- _INSTRUCTIONS TO FOLLOW_
Filter for the word "TXCTRL" and keep each matching line.

#### DATA SECTION

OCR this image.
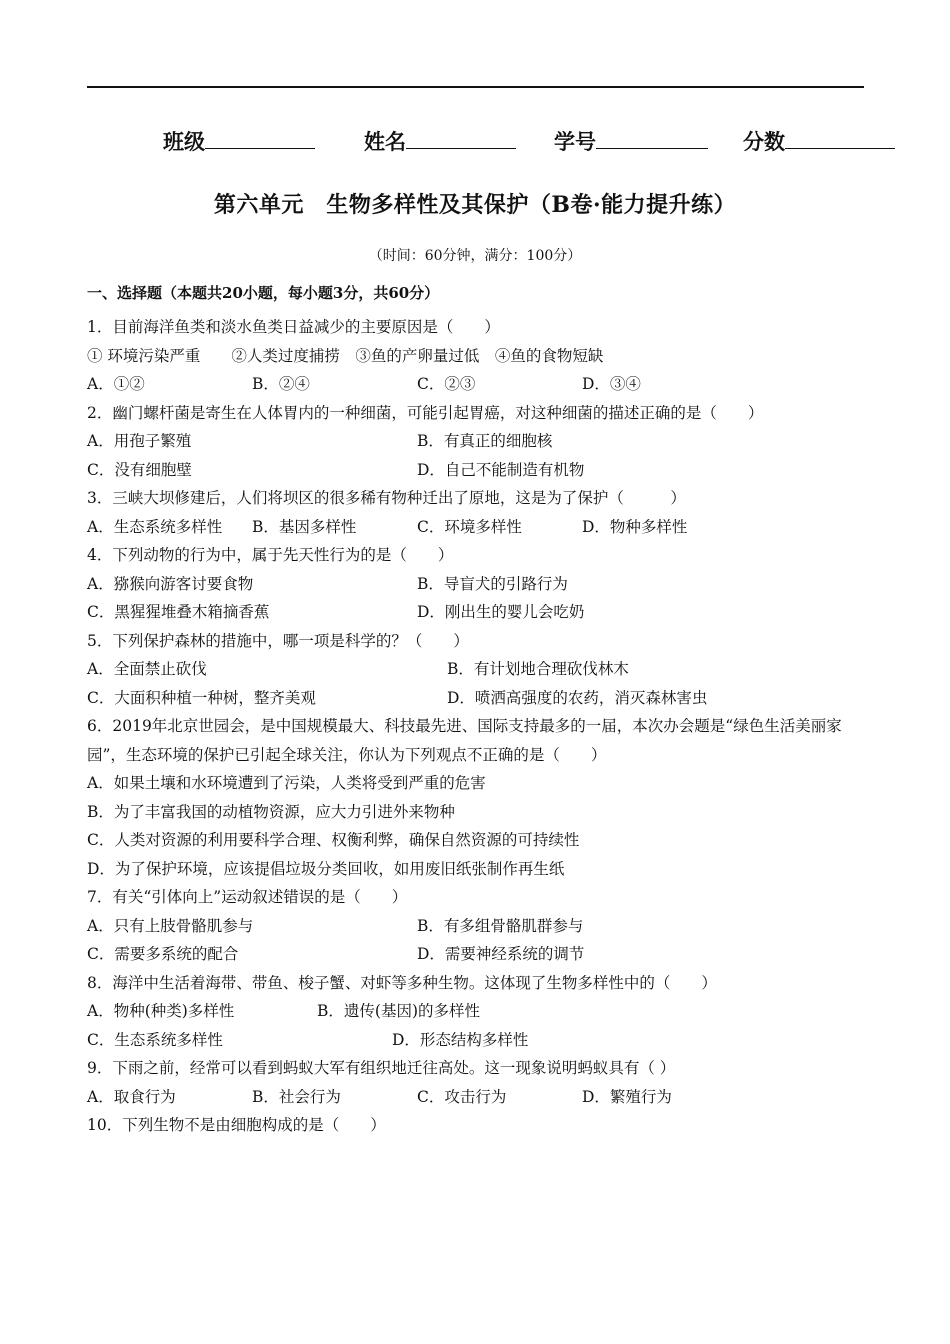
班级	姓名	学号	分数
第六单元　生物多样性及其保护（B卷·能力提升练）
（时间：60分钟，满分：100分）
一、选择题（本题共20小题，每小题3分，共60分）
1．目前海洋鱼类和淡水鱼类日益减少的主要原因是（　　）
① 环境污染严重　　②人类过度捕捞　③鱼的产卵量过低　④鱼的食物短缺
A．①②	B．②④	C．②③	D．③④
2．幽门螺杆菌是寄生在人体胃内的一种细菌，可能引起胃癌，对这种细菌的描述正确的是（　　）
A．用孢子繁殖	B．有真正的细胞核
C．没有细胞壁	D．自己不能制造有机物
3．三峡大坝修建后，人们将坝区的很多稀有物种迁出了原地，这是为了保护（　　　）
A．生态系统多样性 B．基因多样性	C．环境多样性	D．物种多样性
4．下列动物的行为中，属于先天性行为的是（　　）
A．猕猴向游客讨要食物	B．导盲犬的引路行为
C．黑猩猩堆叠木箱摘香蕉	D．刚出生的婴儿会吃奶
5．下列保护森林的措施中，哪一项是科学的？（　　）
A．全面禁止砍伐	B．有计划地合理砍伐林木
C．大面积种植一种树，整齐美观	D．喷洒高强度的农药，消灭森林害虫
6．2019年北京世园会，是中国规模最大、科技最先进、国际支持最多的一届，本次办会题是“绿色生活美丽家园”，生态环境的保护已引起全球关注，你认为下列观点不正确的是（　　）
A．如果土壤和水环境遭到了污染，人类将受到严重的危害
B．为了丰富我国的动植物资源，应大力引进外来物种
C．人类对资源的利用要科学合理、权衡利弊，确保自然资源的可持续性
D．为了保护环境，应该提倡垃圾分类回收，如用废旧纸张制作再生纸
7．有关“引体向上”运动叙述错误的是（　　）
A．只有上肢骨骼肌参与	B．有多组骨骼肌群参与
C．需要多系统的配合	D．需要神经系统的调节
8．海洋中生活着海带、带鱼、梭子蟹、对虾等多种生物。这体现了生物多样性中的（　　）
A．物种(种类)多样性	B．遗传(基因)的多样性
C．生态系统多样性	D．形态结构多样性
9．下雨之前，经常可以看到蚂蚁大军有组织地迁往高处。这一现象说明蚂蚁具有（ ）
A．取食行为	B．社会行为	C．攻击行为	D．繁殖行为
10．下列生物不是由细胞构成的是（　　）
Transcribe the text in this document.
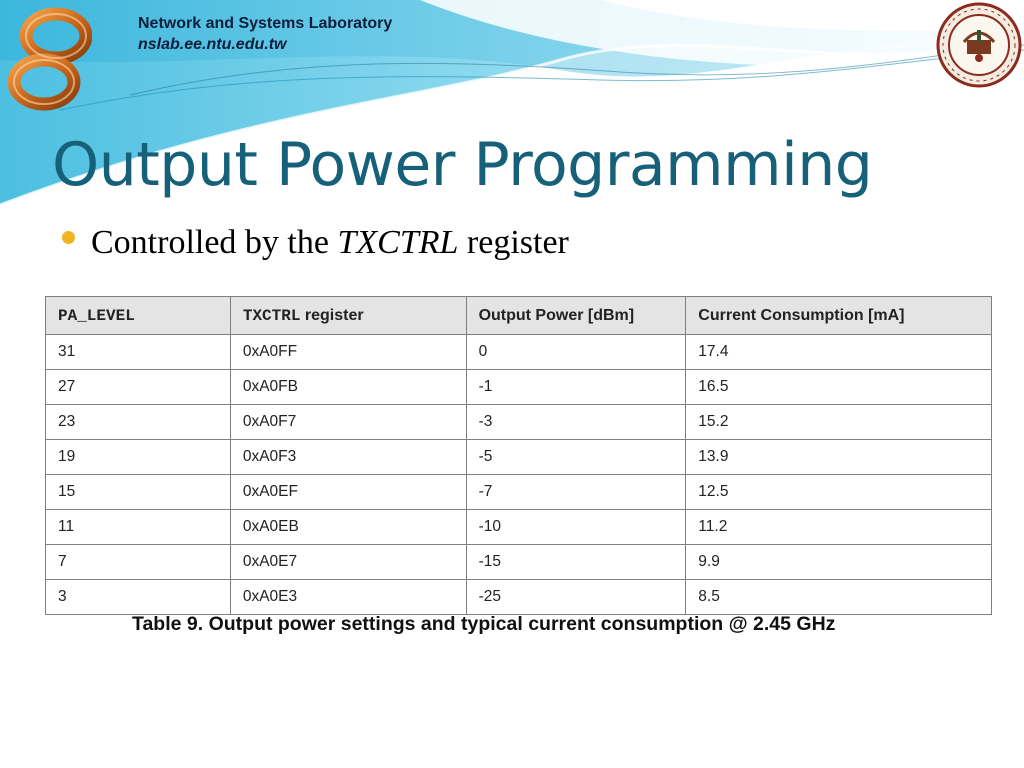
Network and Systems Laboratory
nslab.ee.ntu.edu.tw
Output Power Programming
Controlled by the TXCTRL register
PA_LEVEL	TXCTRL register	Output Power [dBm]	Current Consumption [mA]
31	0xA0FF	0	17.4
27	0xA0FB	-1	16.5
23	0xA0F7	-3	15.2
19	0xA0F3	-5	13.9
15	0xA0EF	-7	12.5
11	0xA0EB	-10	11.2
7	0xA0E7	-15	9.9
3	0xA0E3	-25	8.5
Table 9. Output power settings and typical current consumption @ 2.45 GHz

########

- _ANSWER TO THE TASK_
Controlled by the TXCTRL register
PA_LEVEL	TXCTRL register	Output Power [dBm]	Current Consumption [mA]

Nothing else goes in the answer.